Source extract
※ ※ ※

What can a compromised TLS Certificate Transparency Log do?

September 25, 2022

One of the potential concerns in the Certificate Transparency ecosystem is that a CT Log could be compromised. But what can an attacker who's in control of a CT log actually do? That's a question both of how CT logs work in general and of the current uses that people make of them, both clients (ie browsers) and Certificate Authorities. So here's what I can see about that, based partly on the TLS client's view of CT logs. To start with, let's restate an obvious thing: a CT Log cannot by itself create a valid TLS certificate. Any real attack requires not just a compromised CT log (or several), but a Certificate Authority that's either compromised or can be used to mis-issue some certificates for you.

(The other thing to say is that no browser relies on a single CT log, and neither should you. Currently, both Chrome and Safari require validation from at least two CT logs, which means that an attacker needs to compromise two of them in order to have a chance of fooling a browser.)

Even without a compromised CA, an attacker in control of a CT Log can make it not work globally in some way or ways. The log can stop giving Signed Certificate Timestamps (SCTs) to CAs when they ask for them as the CAs issue new TLS certificates, either for all certificates or for some of them. It can not actually add some or all TLS certificates to the log, although it gave out SCTs for them. It can stop answering some or all queries about the log (what RFC 9162 calls Log Client Messages), from some or all parties. If detected, all of these would be taken as a sign of a malfunctioning log and would eventually result in the log being dropped from CAs and browsers.

I believe that not answering some queries globally can be used to (temporarily) hide the specifics of some TLS certificates in the log. As far as I can see from RFC 9162, the only way for an outside party to see that specific TLS certificates are in the log is to ask for them (by index position) with a Receive Entries and STH from Log request. If a compromised log wants to hide the presence of some TLS certificates, it can refuse to answer entry queries for any ranges that include the TLS certificates. These certificates are in the log's Merkle tree and it can provide valid proofs of their inclusion, but you can only discover them if you know some details about them (for example, a TLS server gave them to you). To other people trying to audit the log, it might look like ongoing load problems or some other more innocent excuse.

※ ※ ※

What you need to do
1. The post on compromised Certificate Transparency logs names several ways an attacker in control of a CT log can make it stop working, even without a compromised CA. List each of these ways.
2. Summarize the post on compromised Certificate Transparency logs in two sentences.
3. Resume the post on compromised Certificate Transparency logs, starting right after its final sentence.

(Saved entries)
※ ※ ※

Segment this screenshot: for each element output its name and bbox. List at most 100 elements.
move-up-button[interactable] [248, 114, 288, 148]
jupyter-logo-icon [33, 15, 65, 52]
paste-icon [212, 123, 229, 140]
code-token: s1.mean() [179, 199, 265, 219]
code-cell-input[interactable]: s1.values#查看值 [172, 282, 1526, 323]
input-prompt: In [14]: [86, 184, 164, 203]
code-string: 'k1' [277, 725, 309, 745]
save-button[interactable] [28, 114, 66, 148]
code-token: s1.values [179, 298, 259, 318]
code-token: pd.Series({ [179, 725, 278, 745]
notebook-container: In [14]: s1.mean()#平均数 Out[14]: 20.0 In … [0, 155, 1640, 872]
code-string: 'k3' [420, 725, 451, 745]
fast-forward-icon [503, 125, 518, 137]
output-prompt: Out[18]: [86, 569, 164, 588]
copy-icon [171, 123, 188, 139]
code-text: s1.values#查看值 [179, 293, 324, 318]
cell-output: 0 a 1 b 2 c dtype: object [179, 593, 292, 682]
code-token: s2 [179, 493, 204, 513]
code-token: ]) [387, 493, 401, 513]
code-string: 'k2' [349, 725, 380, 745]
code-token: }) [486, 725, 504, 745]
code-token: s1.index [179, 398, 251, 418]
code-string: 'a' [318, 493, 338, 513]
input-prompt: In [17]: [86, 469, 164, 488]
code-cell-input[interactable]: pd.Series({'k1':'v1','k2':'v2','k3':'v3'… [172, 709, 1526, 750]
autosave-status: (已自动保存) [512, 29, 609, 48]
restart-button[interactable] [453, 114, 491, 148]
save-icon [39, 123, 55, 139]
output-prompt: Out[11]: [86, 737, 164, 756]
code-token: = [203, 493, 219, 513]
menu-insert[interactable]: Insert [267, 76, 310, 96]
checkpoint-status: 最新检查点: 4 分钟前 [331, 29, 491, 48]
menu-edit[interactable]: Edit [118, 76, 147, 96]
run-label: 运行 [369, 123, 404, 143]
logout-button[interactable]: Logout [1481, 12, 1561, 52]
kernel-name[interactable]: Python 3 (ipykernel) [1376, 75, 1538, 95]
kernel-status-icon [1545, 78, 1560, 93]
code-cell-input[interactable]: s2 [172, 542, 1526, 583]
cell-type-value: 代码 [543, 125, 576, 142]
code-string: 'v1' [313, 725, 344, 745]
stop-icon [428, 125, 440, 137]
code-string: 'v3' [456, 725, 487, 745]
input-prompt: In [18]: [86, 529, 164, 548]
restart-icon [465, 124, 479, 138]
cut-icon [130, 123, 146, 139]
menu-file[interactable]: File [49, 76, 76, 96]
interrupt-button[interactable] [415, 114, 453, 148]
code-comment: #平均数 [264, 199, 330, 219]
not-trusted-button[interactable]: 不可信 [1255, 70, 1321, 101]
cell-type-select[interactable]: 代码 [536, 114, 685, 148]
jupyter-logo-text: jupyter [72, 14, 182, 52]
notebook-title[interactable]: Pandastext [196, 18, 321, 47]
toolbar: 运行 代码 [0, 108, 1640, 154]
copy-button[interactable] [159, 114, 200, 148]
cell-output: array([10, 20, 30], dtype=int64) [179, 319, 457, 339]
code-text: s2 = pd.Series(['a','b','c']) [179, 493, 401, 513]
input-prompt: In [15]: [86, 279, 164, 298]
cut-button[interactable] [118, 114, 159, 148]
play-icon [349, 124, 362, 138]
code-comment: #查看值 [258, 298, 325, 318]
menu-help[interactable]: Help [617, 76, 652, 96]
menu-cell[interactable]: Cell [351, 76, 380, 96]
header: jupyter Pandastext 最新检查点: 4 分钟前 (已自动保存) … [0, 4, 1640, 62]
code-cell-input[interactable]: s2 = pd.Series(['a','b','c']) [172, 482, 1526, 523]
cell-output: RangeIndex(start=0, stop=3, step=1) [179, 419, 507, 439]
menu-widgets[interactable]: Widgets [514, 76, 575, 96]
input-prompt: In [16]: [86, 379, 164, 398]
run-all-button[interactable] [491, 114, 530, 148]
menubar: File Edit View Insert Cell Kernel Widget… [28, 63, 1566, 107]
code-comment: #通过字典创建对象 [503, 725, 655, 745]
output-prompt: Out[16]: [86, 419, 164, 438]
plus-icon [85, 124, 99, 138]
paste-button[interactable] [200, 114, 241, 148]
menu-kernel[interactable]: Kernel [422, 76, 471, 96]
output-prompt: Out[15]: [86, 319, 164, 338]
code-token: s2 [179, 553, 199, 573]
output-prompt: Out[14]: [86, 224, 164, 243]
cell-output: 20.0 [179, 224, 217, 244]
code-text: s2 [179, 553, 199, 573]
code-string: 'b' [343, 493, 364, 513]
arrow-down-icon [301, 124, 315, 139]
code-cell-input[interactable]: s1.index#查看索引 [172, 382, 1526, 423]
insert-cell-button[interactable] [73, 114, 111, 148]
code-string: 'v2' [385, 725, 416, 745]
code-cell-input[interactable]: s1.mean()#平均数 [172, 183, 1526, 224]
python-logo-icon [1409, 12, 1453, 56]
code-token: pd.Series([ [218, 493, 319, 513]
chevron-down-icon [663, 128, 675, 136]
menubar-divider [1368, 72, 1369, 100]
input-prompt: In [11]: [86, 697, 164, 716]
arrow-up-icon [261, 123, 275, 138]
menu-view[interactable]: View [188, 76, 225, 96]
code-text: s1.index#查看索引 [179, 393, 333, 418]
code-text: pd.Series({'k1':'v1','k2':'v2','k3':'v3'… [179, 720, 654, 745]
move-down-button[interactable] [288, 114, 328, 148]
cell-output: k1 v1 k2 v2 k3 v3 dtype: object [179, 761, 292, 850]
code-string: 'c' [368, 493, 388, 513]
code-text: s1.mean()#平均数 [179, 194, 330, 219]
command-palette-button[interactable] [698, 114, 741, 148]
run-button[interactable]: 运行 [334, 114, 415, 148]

※ ※ ※

Answers for this exercise
1.
- Stop giving Signed Certificate Timestamps (SCTs) to CAs when they ask for them while issuing new TLS certificates, for all certificates or only some.
- Fail to add some or all TLS certificates to the log, even though it gave out SCTs for them.
- Stop answering some or all queries about the log (Log Client Messages), from some or all parties.

2. A compromised CT log cannot create a valid TLS certificate by itself, so a real attack also needs a compromised or misusable Certificate Authority, and since Chrome and Safari require validation from at least two logs, an attacker must compromise two of them. Even without a compromised CA, an attacker controlling a log can stop issuing SCTs, fail to add certificates, or refuse queries, and refusing entry queries for certain ranges could temporarily hide specific certificates from auditors.

3.
(I suspect that there are enough heavyweight CT log auditors that this excuse wouldn't pass muster for very many days, but it might last long enough for a very special TLS certificate the attacker got to be of some use.)

The simplest non-global thing for a compromised CT log to do is to give the attacker SCTs for special certificates (which can then be put in those certificates) and then not add the certificates to its public, global log. Depending on how much use a browser makes of CT, a browser may well accept a properly signed TLS certificate with these SCTs in it, because all the browser checks is that the SCTs are properly formed and signed. If this was detected, a compromised CT Log could then try to blame the lack of inclusion on general operational issues. Right now, it appears that this SCT-only compromise would probably fool browsers while hiding those bad TLS certificates from all of the people who watch CT logs.

I believe that a compromised CT Log can generate a special version of its Merkle tree that includes extra certificates any time it wants to. This special tree could then be used to create a Signed Tree Head (STH), proofs of inclusion for those certificates in the tree, and a proof that this special tree is an update of a previous legitimate, globally visible tree. However, the careful examination of the STH information might reveal more and more oddities as the tree is generated further and further away from the times in the STHs for the TLS certificates. This special tree's STH will also not be related to the next legitimate, globally visible STH; it will be a one time, frozen fork of the CT log's log.

With more work, a compromised CT log could fork its log into two versions, a private one with extra TLS certificates that were added at the time they were nominally generated and a public version without them. Since this is a fork, the public and private Signed Tree Heads aren't compatible with each other (there's no path from one to the other), so the CT log would have to make sure that any given client only saw either the public version or the private version. How difficult this is depends on how identifiable the client is to the CT log, how it queries the log, and whether or not the client talks to TLS servers that include STHs from the log in their TLS handshake or stapled OCSP response.

Finally, a compromised CT log could return special replies (possibly corrupt ones) to log queries to some clients in an attempt to exploit bugs in the clients. Right now I believe this wouldn't affect browsers, which work only with SCTs and which don't directly get them from the CT logs. It might affect CAs, who directly request SCTs from CT logs and who may audit the logs to make sure that the CA's certificates are present as they're supposed to be, although you would hope that the CA's code would be hardened and well confined, and it could definitely affect anyone who audits CT logs. I suspect that current CT log auditing programs aren't particularly hardened, except through basic implementation language safety (one log monitoring program I know of is written in Go, for example).

(This entry was sparked by Emily M. Stark's Certificate Transparency is really not a replacement for key pinning which got me to start thinking about the cluster of issues around CT logs and CT log compromise.)

Written on 25 September 2022.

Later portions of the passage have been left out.